• _Directions for this task_: Copy all lines that contain the word "image".

• _Records provided_:
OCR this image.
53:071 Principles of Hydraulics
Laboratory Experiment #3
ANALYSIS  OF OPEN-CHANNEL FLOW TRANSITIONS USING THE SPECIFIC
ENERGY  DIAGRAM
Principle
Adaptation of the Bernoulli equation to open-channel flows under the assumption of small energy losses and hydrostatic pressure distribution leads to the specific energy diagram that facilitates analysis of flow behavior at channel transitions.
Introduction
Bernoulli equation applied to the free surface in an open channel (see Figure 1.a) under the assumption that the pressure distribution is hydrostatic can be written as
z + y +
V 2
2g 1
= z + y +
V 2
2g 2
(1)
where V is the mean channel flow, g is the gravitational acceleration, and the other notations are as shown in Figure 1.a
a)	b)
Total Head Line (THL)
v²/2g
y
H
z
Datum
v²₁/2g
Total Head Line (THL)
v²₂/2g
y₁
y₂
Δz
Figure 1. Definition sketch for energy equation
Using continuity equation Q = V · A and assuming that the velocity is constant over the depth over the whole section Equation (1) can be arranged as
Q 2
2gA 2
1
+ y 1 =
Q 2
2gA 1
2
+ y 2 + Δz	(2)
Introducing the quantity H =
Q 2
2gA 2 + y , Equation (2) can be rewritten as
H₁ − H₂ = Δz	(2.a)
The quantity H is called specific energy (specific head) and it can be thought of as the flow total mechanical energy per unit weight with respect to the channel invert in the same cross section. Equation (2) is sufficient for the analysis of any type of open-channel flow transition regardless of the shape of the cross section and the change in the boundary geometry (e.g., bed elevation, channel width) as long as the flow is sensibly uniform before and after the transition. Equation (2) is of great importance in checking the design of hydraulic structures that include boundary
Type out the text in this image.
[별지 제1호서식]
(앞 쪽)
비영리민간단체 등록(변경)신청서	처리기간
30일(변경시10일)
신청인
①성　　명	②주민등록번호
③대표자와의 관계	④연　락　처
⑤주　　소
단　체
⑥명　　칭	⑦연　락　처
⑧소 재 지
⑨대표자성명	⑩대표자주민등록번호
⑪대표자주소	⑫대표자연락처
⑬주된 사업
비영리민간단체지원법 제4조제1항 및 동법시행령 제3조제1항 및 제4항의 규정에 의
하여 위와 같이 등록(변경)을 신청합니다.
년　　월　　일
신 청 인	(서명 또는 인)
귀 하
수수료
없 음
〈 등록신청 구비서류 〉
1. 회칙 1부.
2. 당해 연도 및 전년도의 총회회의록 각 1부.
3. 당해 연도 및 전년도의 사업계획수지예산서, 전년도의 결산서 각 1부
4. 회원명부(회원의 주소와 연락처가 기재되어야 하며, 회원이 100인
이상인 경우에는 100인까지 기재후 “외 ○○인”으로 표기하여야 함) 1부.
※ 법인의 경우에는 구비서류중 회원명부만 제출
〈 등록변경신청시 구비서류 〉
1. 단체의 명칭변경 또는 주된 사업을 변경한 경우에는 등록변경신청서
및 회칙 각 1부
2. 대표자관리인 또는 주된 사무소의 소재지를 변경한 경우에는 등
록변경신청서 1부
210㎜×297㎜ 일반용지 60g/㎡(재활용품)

• _Solution for this task_:
OCR this image.
Type out the text in this image.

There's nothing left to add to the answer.